[Figure dataset records]
++++++
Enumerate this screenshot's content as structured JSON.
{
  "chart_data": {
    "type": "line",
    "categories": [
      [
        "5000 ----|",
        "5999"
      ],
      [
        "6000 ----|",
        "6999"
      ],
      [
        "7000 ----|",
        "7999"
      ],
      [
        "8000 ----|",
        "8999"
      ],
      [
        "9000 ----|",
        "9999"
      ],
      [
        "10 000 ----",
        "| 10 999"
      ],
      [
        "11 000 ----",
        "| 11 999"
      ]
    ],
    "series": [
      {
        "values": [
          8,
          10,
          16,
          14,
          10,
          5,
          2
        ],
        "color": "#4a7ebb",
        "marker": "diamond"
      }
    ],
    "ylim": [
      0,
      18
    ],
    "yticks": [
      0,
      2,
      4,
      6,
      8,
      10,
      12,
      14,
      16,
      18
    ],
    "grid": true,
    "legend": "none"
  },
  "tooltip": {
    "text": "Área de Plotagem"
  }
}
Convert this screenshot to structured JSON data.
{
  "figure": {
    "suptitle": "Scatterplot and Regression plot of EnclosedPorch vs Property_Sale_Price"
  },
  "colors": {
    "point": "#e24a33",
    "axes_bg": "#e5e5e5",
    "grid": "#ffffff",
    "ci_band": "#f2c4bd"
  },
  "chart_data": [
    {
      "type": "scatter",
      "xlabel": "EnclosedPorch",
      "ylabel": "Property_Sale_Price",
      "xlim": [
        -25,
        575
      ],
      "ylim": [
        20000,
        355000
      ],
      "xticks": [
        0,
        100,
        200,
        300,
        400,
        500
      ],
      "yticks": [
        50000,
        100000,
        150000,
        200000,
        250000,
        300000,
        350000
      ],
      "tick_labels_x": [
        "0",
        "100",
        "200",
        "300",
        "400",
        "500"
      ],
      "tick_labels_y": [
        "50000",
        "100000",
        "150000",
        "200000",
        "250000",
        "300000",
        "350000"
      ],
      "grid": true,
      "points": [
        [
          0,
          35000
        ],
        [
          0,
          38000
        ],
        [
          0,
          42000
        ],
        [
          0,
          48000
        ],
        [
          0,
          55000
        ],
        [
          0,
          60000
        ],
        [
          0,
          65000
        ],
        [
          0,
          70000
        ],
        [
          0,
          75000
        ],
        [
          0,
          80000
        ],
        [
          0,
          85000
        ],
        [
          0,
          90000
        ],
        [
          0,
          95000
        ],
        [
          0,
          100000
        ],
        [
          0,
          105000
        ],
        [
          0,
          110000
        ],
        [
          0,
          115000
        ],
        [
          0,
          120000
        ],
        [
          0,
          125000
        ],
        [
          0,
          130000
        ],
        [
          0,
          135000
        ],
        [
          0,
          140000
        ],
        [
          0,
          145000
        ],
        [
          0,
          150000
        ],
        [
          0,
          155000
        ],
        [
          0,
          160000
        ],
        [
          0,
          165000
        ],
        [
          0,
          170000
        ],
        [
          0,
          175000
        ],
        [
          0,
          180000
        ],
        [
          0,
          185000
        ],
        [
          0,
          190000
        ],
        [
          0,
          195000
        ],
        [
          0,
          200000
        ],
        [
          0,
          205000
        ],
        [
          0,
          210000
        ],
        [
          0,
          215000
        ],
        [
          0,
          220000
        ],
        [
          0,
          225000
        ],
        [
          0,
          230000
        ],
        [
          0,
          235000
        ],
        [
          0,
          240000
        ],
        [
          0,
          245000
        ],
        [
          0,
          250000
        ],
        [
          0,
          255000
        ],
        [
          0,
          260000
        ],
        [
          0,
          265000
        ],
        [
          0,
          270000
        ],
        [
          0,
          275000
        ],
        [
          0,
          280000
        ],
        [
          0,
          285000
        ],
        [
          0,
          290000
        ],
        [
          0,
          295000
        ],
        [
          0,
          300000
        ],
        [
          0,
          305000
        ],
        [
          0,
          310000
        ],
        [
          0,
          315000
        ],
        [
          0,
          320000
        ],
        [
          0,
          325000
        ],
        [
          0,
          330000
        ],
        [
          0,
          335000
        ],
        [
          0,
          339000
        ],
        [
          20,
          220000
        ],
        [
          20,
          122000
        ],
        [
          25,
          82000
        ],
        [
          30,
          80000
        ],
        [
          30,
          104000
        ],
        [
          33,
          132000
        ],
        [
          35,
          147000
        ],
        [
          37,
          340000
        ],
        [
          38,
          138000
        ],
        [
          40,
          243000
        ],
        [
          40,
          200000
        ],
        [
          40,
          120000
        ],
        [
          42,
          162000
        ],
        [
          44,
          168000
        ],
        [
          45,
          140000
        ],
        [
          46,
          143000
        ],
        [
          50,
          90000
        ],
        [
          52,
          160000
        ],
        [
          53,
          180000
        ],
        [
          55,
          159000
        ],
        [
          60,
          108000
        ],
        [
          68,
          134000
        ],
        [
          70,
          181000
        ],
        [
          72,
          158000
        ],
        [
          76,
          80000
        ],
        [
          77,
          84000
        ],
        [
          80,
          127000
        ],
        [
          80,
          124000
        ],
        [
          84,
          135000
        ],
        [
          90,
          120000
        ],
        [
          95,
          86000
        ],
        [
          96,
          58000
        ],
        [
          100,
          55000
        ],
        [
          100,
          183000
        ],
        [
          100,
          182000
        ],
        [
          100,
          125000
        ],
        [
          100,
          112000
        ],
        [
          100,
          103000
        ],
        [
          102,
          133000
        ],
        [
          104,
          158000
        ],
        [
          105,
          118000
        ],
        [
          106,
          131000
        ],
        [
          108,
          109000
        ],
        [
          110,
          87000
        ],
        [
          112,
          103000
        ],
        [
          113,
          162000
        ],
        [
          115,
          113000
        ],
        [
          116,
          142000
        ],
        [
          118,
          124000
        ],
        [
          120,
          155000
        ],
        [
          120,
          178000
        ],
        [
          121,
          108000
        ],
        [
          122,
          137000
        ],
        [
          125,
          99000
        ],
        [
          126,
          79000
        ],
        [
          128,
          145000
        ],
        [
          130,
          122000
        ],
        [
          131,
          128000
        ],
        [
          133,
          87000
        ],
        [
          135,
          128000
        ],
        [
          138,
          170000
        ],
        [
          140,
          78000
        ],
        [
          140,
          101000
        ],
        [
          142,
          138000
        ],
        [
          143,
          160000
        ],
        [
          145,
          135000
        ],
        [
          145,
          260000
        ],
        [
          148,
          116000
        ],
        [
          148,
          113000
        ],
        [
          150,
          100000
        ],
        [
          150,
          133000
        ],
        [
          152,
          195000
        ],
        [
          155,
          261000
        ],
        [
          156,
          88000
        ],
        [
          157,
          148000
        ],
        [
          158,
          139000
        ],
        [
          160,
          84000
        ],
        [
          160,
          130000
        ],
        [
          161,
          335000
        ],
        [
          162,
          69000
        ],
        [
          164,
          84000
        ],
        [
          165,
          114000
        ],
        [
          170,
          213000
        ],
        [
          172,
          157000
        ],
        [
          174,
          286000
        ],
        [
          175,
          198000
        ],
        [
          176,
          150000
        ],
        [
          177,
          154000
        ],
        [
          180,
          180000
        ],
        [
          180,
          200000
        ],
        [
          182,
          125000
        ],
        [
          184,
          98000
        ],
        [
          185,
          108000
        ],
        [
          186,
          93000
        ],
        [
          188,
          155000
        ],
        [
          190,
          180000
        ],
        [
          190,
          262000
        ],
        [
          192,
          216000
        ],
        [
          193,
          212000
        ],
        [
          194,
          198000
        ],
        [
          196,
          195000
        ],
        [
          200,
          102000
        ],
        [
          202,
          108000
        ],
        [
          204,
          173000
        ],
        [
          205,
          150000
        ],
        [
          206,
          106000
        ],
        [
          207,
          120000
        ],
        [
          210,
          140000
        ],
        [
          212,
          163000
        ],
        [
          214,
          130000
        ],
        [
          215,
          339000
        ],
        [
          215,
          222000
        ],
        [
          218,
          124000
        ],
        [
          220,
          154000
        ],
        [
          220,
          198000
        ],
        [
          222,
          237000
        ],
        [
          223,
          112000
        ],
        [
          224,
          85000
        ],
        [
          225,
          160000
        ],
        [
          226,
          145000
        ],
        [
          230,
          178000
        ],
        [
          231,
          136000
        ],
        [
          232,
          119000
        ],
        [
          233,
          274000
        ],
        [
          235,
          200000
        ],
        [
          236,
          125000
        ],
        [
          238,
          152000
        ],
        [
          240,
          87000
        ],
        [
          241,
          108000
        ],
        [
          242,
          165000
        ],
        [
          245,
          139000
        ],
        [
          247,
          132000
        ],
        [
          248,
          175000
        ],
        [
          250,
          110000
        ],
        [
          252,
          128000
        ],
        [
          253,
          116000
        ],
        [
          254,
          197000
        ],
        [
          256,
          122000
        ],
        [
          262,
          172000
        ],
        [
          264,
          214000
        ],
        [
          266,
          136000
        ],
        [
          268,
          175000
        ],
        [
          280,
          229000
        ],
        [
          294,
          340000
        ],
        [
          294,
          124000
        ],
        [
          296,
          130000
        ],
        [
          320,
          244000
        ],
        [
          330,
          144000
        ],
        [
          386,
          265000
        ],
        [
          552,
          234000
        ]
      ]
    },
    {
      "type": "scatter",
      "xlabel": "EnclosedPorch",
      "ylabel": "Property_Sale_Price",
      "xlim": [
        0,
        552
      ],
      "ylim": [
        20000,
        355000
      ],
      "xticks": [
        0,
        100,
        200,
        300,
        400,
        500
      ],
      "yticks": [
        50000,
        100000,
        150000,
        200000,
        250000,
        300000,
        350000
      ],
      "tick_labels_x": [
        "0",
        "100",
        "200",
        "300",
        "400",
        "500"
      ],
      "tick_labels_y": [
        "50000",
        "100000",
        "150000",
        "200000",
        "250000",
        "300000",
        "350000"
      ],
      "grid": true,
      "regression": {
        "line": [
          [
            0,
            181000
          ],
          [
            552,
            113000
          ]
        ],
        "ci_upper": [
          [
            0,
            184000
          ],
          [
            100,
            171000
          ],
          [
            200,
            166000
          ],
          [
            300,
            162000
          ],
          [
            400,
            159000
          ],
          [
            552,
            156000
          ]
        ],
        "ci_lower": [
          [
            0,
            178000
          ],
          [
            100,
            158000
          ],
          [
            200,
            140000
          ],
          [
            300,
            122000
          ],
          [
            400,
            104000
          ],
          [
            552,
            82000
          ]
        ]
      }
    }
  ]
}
++++++
- **Task description**: Read through the entries and copy each line in which "this" appears.

- **Problem solution**:
Enumerate this screenshot's content as structured JSON.
Convert this screenshot to structured JSON data.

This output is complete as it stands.